EXTRACTED INFORMATION
▼
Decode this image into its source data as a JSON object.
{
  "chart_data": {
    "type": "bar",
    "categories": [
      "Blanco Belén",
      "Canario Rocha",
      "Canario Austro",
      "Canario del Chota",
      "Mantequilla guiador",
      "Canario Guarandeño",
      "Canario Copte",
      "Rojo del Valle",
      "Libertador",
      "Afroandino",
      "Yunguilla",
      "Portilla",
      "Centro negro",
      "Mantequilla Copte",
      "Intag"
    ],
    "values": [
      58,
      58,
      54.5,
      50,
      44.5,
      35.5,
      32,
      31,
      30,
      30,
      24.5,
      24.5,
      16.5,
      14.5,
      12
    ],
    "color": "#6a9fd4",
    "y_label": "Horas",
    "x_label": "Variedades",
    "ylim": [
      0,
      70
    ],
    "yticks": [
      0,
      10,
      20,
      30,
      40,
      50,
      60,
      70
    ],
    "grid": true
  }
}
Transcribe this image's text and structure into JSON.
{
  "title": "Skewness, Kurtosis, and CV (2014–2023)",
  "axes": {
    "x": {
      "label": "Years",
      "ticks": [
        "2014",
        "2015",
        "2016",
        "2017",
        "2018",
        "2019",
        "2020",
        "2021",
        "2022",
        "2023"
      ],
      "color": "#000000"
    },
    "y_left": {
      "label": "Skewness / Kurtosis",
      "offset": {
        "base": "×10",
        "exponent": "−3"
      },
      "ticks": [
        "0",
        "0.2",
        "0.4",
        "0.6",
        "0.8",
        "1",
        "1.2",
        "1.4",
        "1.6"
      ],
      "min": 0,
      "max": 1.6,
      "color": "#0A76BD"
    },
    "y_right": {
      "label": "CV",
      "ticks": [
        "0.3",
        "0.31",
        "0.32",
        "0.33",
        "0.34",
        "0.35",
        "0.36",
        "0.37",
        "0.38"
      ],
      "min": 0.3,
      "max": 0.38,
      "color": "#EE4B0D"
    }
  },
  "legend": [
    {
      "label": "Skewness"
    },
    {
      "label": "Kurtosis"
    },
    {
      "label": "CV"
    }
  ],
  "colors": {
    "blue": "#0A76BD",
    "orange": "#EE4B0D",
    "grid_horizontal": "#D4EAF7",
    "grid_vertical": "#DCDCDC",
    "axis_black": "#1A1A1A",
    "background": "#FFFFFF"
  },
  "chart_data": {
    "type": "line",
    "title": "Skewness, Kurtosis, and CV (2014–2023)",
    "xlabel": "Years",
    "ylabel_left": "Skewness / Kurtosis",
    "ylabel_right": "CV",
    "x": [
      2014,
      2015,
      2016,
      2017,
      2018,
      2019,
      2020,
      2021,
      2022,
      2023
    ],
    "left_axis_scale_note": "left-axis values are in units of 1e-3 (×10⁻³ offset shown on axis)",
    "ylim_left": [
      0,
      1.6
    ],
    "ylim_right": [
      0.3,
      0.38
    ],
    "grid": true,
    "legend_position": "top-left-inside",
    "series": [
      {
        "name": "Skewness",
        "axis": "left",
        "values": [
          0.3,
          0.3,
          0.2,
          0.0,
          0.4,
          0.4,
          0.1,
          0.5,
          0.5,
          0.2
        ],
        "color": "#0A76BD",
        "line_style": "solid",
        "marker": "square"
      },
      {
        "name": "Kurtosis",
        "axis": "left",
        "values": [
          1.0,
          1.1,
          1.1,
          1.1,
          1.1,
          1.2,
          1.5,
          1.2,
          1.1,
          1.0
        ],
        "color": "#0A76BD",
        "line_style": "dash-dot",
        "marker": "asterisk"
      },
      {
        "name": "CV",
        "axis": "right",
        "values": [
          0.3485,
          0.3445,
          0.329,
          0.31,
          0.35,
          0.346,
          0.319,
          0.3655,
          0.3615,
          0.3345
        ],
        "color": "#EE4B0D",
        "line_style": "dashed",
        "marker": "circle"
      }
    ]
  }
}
▲
PROBLEM DETAILS
Among the lines of the records above, count those holding the string "image", and report only the number.

SOLUTION
2